— Begin —

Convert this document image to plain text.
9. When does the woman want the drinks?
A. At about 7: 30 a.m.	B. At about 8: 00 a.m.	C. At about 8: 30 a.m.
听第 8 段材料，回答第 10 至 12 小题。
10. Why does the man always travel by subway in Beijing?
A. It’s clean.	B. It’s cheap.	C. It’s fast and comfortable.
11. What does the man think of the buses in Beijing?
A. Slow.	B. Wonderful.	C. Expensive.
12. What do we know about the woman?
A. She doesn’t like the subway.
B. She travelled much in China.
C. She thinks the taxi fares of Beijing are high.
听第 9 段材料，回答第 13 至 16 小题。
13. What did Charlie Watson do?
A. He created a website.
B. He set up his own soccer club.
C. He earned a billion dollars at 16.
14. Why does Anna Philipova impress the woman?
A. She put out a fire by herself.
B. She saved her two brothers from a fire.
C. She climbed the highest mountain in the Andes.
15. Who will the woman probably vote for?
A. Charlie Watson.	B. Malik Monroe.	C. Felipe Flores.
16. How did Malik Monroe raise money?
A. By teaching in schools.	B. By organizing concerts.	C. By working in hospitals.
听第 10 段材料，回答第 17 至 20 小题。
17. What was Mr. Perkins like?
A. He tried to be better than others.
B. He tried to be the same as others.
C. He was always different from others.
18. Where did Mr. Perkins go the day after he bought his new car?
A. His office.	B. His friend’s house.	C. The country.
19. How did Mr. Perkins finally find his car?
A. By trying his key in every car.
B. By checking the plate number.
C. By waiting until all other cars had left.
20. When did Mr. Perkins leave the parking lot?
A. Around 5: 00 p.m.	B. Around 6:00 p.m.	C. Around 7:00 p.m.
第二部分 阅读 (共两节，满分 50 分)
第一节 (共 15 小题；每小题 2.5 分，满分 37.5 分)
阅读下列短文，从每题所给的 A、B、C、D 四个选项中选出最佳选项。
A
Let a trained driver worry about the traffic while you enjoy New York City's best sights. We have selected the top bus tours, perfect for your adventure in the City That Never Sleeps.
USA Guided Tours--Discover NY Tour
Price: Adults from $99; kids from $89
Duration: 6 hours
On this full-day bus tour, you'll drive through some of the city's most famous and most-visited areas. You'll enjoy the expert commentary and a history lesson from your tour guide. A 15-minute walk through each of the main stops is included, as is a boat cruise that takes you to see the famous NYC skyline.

— End —

Print the records above exactly as they appear.

Convert this document image to plain text.
9. When does the woman want the drinks?
A. At about 7: 30 a.m.	B. At about 8: 00 a.m.	C. At about 8: 30 a.m.
听第 8 段材料，回答第 10 至 12 小题。
10. Why does the man always travel by subway in Beijing?
A. It’s clean.	B. It’s cheap.	C. It’s fast and comfortable.
11. What does the man think of the buses in Beijing?
A. Slow.	B. Wonderful.	C. Expensive.
12. What do we know about the woman?
A. She doesn’t like the subway.
B. She travelled much in China.
C. She thinks the taxi fares of Beijing are high.
听第 9 段材料，回答第 13 至 16 小题。
13. What did Charlie Watson do?
A. He created a website.
B. He set up his own soccer club.
C. He earned a billion dollars at 16.
14. Why does Anna Philipova impress the woman?
A. She put out a fire by herself.
B. She saved her two brothers from a fire.
C. She climbed the highest mountain in the Andes.
15. Who will the woman probably vote for?
A. Charlie Watson.	B. Malik Monroe.	C. Felipe Flores.
16. How did Malik Monroe raise money?
A. By teaching in schools.	B. By organizing concerts.	C. By working in hospitals.
听第 10 段材料，回答第 17 至 20 小题。
17. What was Mr. Perkins like?
A. He tried to be better than others.
B. He tried to be the same as others.
C. He was always different from others.
18. Where did Mr. Perkins go the day after he bought his new car?
A. His office.	B. His friend’s house.	C. The country.
19. How did Mr. Perkins finally find his car?
A. By trying his key in every car.
B. By checking the plate number.
C. By waiting until all other cars had left.
20. When did Mr. Perkins leave the parking lot?
A. Around 5: 00 p.m.	B. Around 6:00 p.m.	C. Around 7:00 p.m.
第二部分 阅读 (共两节，满分 50 分)
第一节 (共 15 小题；每小题 2.5 分，满分 37.5 分)
阅读下列短文，从每题所给的 A、B、C、D 四个选项中选出最佳选项。
A
Let a trained driver worry about the traffic while you enjoy New York City's best sights. We have selected the top bus tours, perfect for your adventure in the City That Never Sleeps.
USA Guided Tours--Discover NY Tour
Price: Adults from $99; kids from $89
Duration: 6 hours
On this full-day bus tour, you'll drive through some of the city's most famous and most-visited areas. You'll enjoy the expert commentary and a history lesson from your tour guide. A 15-minute walk through each of the main stops is included, as is a boat cruise that takes you to see the famous NYC skyline.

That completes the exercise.